_What needs to be done_:
Using the material that follows, identify and copy each line with the string "Occupancy".

_Supplied material_:
------

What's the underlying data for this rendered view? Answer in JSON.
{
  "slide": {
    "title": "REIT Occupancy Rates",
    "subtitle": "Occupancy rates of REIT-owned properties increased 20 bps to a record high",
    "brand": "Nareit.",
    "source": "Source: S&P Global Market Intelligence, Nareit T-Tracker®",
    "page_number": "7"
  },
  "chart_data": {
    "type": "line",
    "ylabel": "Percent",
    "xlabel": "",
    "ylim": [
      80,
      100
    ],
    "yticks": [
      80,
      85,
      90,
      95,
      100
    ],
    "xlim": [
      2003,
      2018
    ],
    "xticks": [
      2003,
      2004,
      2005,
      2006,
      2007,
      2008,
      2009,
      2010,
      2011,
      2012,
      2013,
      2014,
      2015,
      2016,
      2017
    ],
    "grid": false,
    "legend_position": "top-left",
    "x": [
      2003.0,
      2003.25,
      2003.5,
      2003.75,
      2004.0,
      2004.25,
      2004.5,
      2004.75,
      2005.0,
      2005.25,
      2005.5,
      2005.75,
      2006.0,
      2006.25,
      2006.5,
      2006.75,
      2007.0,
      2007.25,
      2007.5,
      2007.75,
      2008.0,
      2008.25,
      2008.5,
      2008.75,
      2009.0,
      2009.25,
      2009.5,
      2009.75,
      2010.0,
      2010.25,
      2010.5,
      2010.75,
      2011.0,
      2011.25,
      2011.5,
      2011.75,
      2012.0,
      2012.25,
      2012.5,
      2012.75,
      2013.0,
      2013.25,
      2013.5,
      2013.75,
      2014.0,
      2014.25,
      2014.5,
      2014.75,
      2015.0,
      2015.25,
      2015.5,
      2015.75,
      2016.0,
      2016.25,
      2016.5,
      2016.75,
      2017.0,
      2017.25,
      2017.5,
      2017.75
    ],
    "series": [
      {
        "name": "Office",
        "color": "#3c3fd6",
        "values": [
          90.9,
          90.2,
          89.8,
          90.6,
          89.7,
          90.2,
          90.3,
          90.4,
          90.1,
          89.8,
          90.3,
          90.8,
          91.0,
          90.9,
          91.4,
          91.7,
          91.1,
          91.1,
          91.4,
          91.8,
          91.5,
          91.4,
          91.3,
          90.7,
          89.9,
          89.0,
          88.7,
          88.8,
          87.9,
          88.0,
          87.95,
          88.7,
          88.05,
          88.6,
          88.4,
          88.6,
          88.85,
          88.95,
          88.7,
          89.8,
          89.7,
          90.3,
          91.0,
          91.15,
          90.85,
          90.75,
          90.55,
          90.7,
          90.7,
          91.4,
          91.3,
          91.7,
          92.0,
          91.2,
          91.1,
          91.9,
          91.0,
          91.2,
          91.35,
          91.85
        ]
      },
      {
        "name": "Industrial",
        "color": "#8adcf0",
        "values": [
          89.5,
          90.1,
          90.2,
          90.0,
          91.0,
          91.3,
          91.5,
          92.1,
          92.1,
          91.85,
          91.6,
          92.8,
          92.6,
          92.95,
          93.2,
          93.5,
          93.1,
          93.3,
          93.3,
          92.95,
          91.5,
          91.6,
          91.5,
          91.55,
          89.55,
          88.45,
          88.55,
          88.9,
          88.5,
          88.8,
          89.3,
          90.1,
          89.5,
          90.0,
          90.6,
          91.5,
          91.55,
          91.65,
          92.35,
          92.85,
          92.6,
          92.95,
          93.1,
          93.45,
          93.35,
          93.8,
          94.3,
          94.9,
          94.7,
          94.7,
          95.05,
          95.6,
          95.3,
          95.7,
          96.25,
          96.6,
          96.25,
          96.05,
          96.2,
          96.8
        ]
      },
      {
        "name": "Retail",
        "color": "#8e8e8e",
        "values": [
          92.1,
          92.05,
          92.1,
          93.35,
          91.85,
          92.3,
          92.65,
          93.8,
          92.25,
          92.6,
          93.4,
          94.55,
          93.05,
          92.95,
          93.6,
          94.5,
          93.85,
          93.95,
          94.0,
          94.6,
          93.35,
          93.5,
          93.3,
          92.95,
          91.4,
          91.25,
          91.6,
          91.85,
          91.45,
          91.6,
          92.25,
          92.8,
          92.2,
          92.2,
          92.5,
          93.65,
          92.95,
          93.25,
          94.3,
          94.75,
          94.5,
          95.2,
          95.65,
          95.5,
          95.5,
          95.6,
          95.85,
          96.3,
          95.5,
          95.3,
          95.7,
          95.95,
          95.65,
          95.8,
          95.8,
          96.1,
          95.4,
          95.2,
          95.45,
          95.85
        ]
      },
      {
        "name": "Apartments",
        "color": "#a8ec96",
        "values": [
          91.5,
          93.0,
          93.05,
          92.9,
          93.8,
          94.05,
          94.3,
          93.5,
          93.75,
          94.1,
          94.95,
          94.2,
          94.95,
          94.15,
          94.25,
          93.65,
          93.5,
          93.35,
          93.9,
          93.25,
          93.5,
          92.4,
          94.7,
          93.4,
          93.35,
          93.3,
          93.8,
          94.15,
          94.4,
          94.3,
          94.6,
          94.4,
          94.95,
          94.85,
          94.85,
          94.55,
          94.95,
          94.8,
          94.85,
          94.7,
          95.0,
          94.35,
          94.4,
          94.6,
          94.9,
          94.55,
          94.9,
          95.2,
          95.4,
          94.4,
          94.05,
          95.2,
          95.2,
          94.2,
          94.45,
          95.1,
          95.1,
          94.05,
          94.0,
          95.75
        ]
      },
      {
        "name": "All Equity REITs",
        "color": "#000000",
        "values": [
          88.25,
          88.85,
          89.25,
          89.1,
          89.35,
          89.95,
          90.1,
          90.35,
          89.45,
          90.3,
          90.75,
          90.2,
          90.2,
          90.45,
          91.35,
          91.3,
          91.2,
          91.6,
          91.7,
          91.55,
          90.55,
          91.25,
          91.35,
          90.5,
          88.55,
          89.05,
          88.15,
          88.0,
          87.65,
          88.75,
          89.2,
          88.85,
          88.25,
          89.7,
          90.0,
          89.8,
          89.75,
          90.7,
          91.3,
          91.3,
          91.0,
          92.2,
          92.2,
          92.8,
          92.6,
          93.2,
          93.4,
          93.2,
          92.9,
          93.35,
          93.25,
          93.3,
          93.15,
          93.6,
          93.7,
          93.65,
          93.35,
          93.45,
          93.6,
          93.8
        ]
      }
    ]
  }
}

------

_Written answer_:
    "title": "REIT Occupancy Rates",
    "subtitle": "Occupancy rates of REIT-owned properties increased 20 bps to a record high",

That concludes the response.